*Task instructions*. Some lines in the records below may hold the word "Average"; give the number of those lines and nothing else.

*Information supplied*.
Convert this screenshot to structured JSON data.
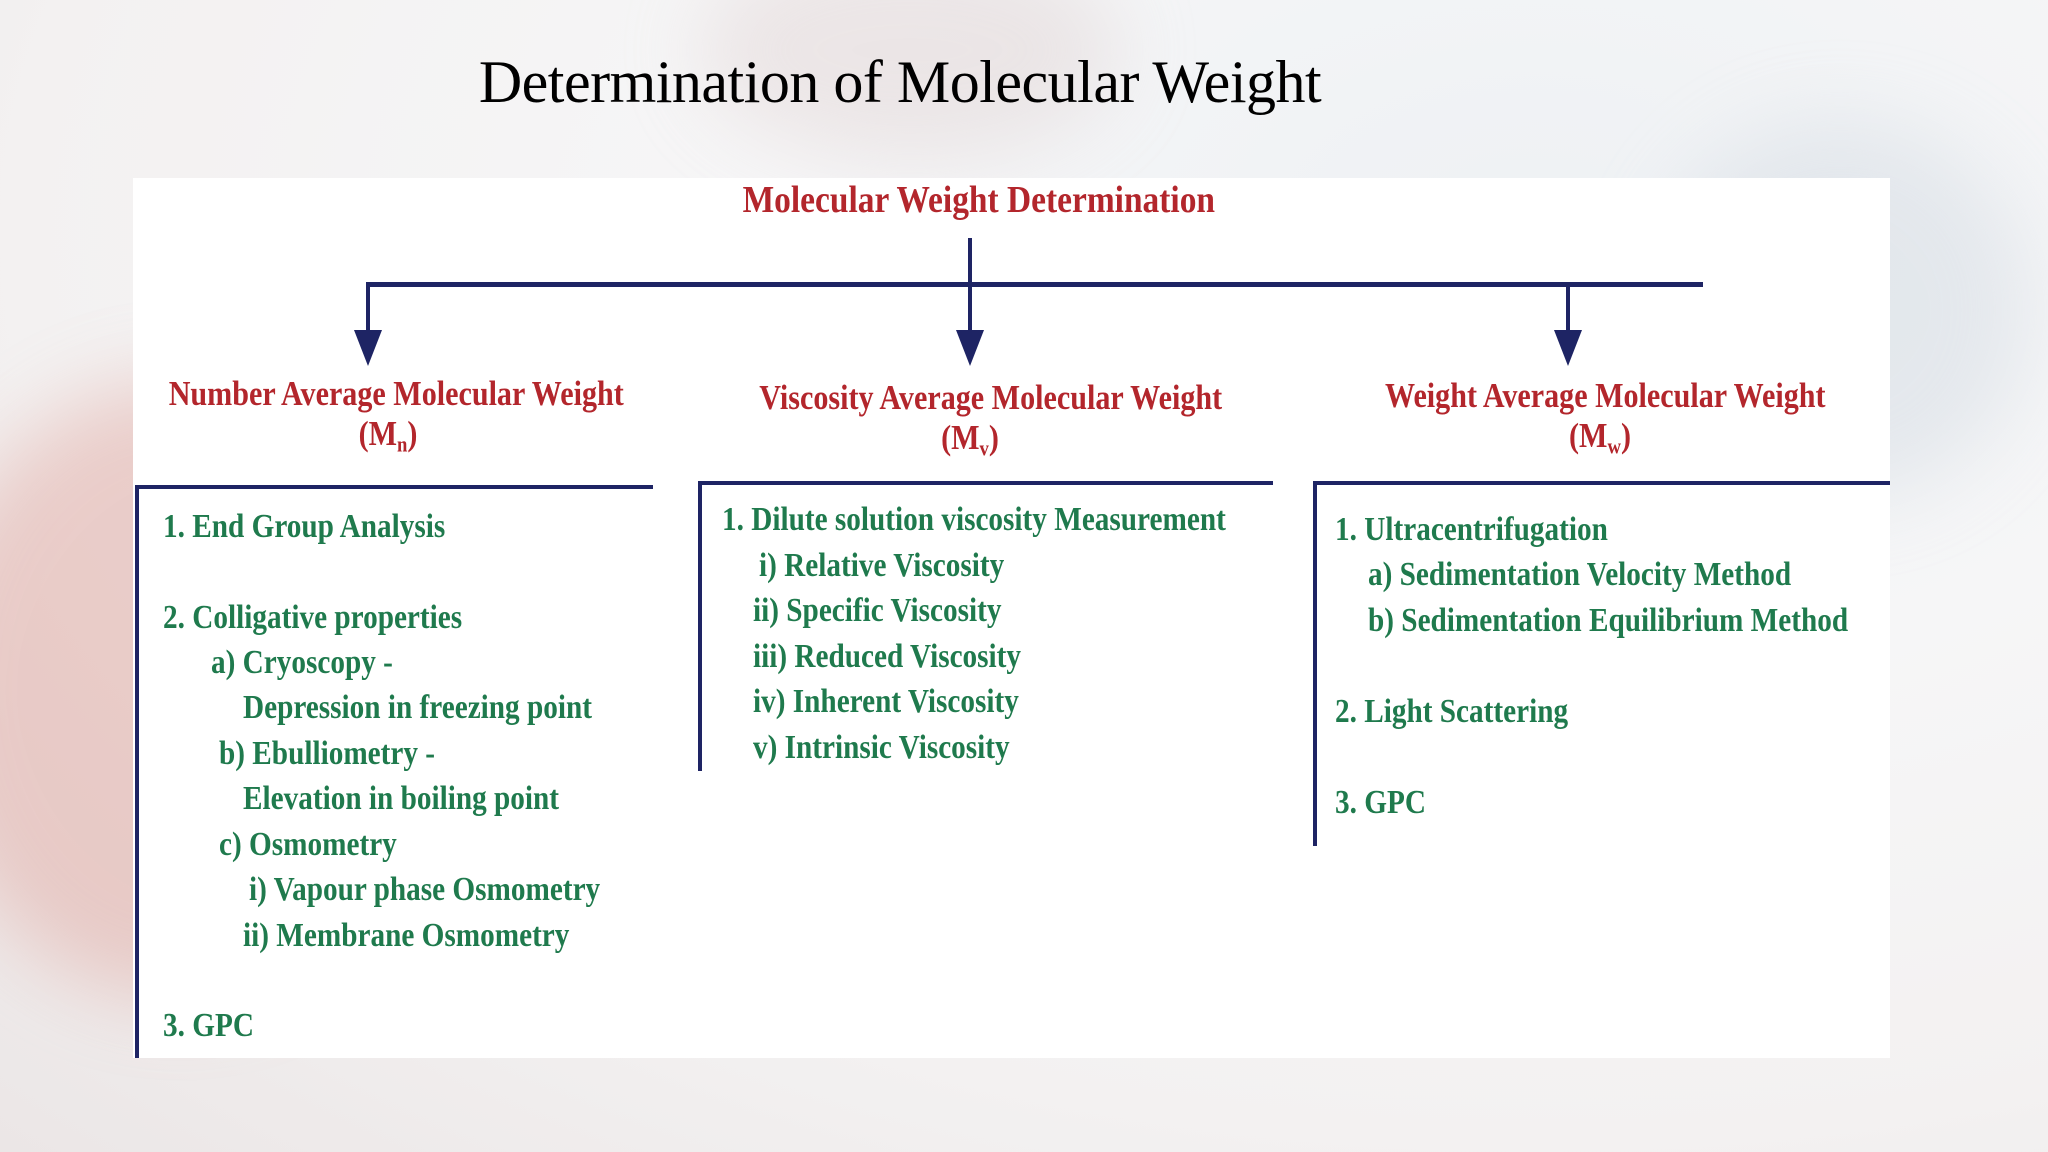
{
  "slide": {
    "title": "Determination of Molecular Weight"
  },
  "diagram": {
    "root": "Molecular Weight Determination",
    "branches": [
      {
        "title": "Number Average Molecular Weight",
        "symbol": "(M",
        "subscript": "n",
        "close": ")",
        "items": [
          "1. End Group Analysis",
          "2. Colligative properties",
          "a) Cryoscopy -",
          "Depression in freezing point",
          "b) Ebulliometry -",
          "Elevation in boiling point",
          "c) Osmometry",
          "i) Vapour phase Osmometry",
          "ii) Membrane Osmometry",
          "3. GPC"
        ]
      },
      {
        "title": "Viscosity Average Molecular Weight",
        "symbol": "(M",
        "subscript": "v",
        "close": ")",
        "items": [
          "1. Dilute solution viscosity Measurement",
          "i) Relative Viscosity",
          "ii) Specific Viscosity",
          "iii) Reduced Viscosity",
          "iv) Inherent Viscosity",
          "v) Intrinsic Viscosity"
        ]
      },
      {
        "title": "Weight Average Molecular Weight",
        "symbol": "(M",
        "subscript": "w",
        "close": ")",
        "items": [
          "1. Ultracentrifugation",
          "a) Sedimentation Velocity Method",
          "b) Sedimentation Equilibrium Method",
          "2. Light Scattering",
          "3. GPC"
        ]
      }
    ],
    "colors": {
      "heading": "#b3262c",
      "item": "#1f7a4d",
      "connector": "#1e2464"
    }
  }
}
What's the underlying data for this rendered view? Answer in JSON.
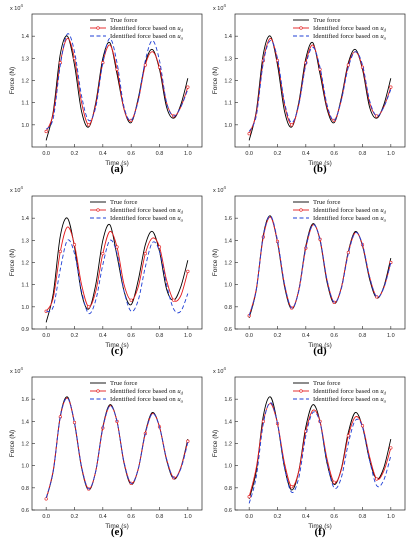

*Final result*. 3